## Work to complete
Keep the images out and copy every entry below exactly.
--- Recorded information ---
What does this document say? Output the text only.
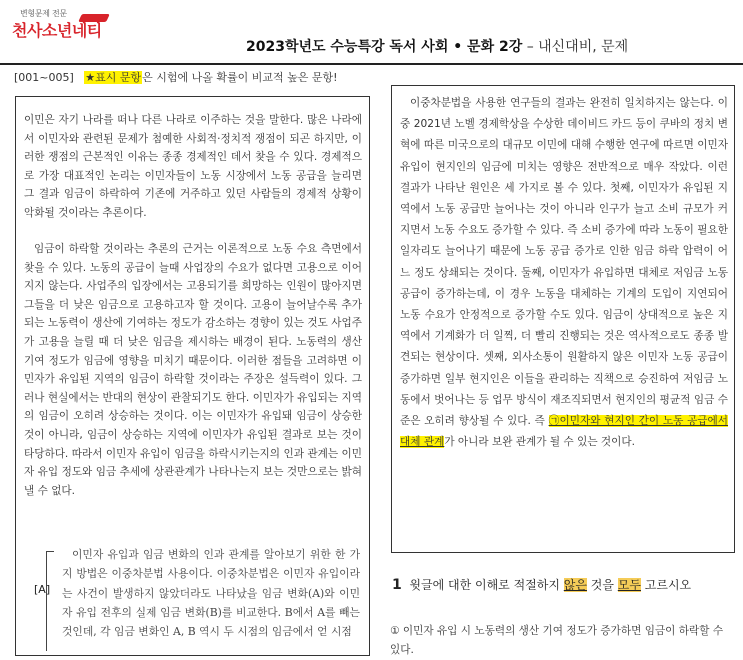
변형문제 전문
천사소년네티
2023학년도 수능특강 독서 사회 • 문화 2강 – 내신대비, 문제
[001~005] ★표시 문항은 시험에 나올 확률이 비교적 높은 문항!
이민은 자기 나라를 떠나 다른 나라로 이주하는 것을 말한다. 많은 나라에서 이민자와 관련된 문제가 첨예한 사회적·정치적 쟁점이 되곤 하지만, 이러한 쟁점의 근본적인 이유는 종종 경제적인 데서 찾을 수 있다. 경제적으로 가장 대표적인 논리는 이민자들이 노동 시장에서 노동 공급을 늘리면 그 결과 임금이 하락하여 기존에 거주하고 있던 사람들의 경제적 상황이 악화될 것이라는 추론이다.
임금이 하락할 것이라는 추론의 근거는 이론적으로 노동 수요 측면에서 찾을 수 있다. 노동의 공급이 늘때 사업장의 수요가 없다면 고용으로 이어지지 않는다. 사업주의 입장에서는 고용되기를 희망하는 인원이 많아지면 그들을 더 낮은 임금으로 고용하고자 할 것이다. 고용이 늘어날수록 추가되는 노동력이 생산에 기여하는 정도가 감소하는 경향이 있는 것도 사업주가 고용을 늘릴 때 더 낮은 임금을 제시하는 배경이 된다. 노동력의 생산 기여 정도가 임금에 영향을 미치기 때문이다. 이러한 점들을 고려하면 이민자가 유입된 지역의 임금이 하락할 것이라는 주장은 설득력이 있다. 그러나 현실에서는 반대의 현상이 관찰되기도 한다. 이민자가 유입되는 지역의 임금이 오히려 상승하는 것이다. 이는 이민자가 유입돼 임금이 상승한 것이 아니라, 임금이 상승하는 지역에 이민자가 유입된 결과로 보는 것이 타당하다. 따라서 이민자 유입이 임금을 하락시키는지의 인과 관계는 이민자 유입 정도와 임금 추세에 상관관계가 나타나는지 보는 것만으로는 밝혀낼 수 없다.
[A]
이민자 유입과 임금 변화의 인과 관계를 알아보기 위한 한 가지 방법은 이중차분법 사용이다. 이중차분법은 이민자 유입이라는 사건이 발생하지 않았더라도 나타났을 임금 변화(A)와 이민자 유입 전후의 실제 임금 변화(B)를 비교한다. B에서 A를 빼는 것인데, 각 임금 변화인 A, B 역시 두 시점의 임금에서 얻 시점
이중차분법을 사용한 연구들의 결과는 완전히 일치하지는 않는다. 이 중 2021년 노벨 경제학상을 수상한 데이비드 카드 등이 쿠바의 정치 변혁에 따른 미국으로의 대규모 이민에 대해 수행한 연구에 따르면 이민자 유입이 현지인의 임금에 미치는 영향은 전반적으로 매우 작았다. 이런 결과가 나타난 원인은 세 가지로 볼 수 있다. 첫째, 이민자가 유입된 지역에서 노동 공급만 늘어나는 것이 아니라 인구가 늘고 소비 규모가 커지면서 노동 수요도 증가할 수 있다. 즉 소비 증가에 따라 노동이 필요한 일자리도 늘어나기 때문에 노동 공급 증가로 인한 임금 하락 압력이 어느 정도 상쇄되는 것이다. 둘째, 이민자가 유입하면 대체로 저임금 노동 공급이 증가하는데, 이 경우 노동을 대체하는 기계의 도입이 지연되어 노동 수요가 안정적으로 증가할 수도 있다. 임금이 상대적으로 높은 지역에서 기계화가 더 일찍, 더 빨리 진행되는 것은 역사적으로도 종종 발견되는 현상이다. 셋째, 외사소통이 원활하지 않은 이민자 노동 공급이 증가하면 일부 현지인은 이들을 관리하는 직책으로 승진하여 저임금 노동에서 벗어나는 등 업무 방식이 재조직되면서 현지인의 평균적 임금 수준은 오히려 향상될 수 있다. 즉 ㉠이민자와 현지인 간이 노동 공급에서 대체 관계가 아니라 보완 관계가 될 수 있는 것이다.
1 윗글에 대한 이해로 적절하지 않은 것을 모두 고르시오
① 이민자 유입 시 노동력의 생산 기여 정도가 증가하면 임금이 하락할 수 있다.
---
## Output for this task
What does this document say? Output the text only.
변형문제 전문
천사소년네티
2023학년도 수능특강 독서 사회 • 문화 2강 – 내신대비, 문제
[001~005] ★표시 문항은 시험에 나올 확률이 비교적 높은 문항!
이민은 자기 나라를 떠나 다른 나라로 이주하는 것을 말한다. 많은 나라에서 이민자와 관련된 문제가 첨예한 사회적·정치적 쟁점이 되곤 하지만, 이러한 쟁점의 근본적인 이유는 종종 경제적인 데서 찾을 수 있다. 경제적으로 가장 대표적인 논리는 이민자들이 노동 시장에서 노동 공급을 늘리면 그 결과 임금이 하락하여 기존에 거주하고 있던 사람들의 경제적 상황이 악화될 것이라는 추론이다.
임금이 하락할 것이라는 추론의 근거는 이론적으로 노동 수요 측면에서 찾을 수 있다. 노동의 공급이 늘때 사업장의 수요가 없다면 고용으로 이어지지 않는다. 사업주의 입장에서는 고용되기를 희망하는 인원이 많아지면 그들을 더 낮은 임금으로 고용하고자 할 것이다. 고용이 늘어날수록 추가되는 노동력이 생산에 기여하는 정도가 감소하는 경향이 있는 것도 사업주가 고용을 늘릴 때 더 낮은 임금을 제시하는 배경이 된다. 노동력의 생산 기여 정도가 임금에 영향을 미치기 때문이다. 이러한 점들을 고려하면 이민자가 유입된 지역의 임금이 하락할 것이라는 주장은 설득력이 있다. 그러나 현실에서는 반대의 현상이 관찰되기도 한다. 이민자가 유입되는 지역의 임금이 오히려 상승하는 것이다. 이는 이민자가 유입돼 임금이 상승한 것이 아니라, 임금이 상승하는 지역에 이민자가 유입된 결과로 보는 것이 타당하다. 따라서 이민자 유입이 임금을 하락시키는지의 인과 관계는 이민자 유입 정도와 임금 추세에 상관관계가 나타나는지 보는 것만으로는 밝혀낼 수 없다.
[A]
이민자 유입과 임금 변화의 인과 관계를 알아보기 위한 한 가지 방법은 이중차분법 사용이다. 이중차분법은 이민자 유입이라는 사건이 발생하지 않았더라도 나타났을 임금 변화(A)와 이민자 유입 전후의 실제 임금 변화(B)를 비교한다. B에서 A를 빼는 것인데, 각 임금 변화인 A, B 역시 두 시점의 임금에서 얻 시점
이중차분법을 사용한 연구들의 결과는 완전히 일치하지는 않는다. 이 중 2021년 노벨 경제학상을 수상한 데이비드 카드 등이 쿠바의 정치 변혁에 따른 미국으로의 대규모 이민에 대해 수행한 연구에 따르면 이민자 유입이 현지인의 임금에 미치는 영향은 전반적으로 매우 작았다. 이런 결과가 나타난 원인은 세 가지로 볼 수 있다. 첫째, 이민자가 유입된 지역에서 노동 공급만 늘어나는 것이 아니라 인구가 늘고 소비 규모가 커지면서 노동 수요도 증가할 수 있다. 즉 소비 증가에 따라 노동이 필요한 일자리도 늘어나기 때문에 노동 공급 증가로 인한 임금 하락 압력이 어느 정도 상쇄되는 것이다. 둘째, 이민자가 유입하면 대체로 저임금 노동 공급이 증가하는데, 이 경우 노동을 대체하는 기계의 도입이 지연되어 노동 수요가 안정적으로 증가할 수도 있다. 임금이 상대적으로 높은 지역에서 기계화가 더 일찍, 더 빨리 진행되는 것은 역사적으로도 종종 발견되는 현상이다. 셋째, 외사소통이 원활하지 않은 이민자 노동 공급이 증가하면 일부 현지인은 이들을 관리하는 직책으로 승진하여 저임금 노동에서 벗어나는 등 업무 방식이 재조직되면서 현지인의 평균적 임금 수준은 오히려 향상될 수 있다. 즉 ㉠이민자와 현지인 간이 노동 공급에서 대체 관계가 아니라 보완 관계가 될 수 있는 것이다.
1 윗글에 대한 이해로 적절하지 않은 것을 모두 고르시오
① 이민자 유입 시 노동력의 생산 기여 정도가 증가하면 임금이 하락할 수 있다.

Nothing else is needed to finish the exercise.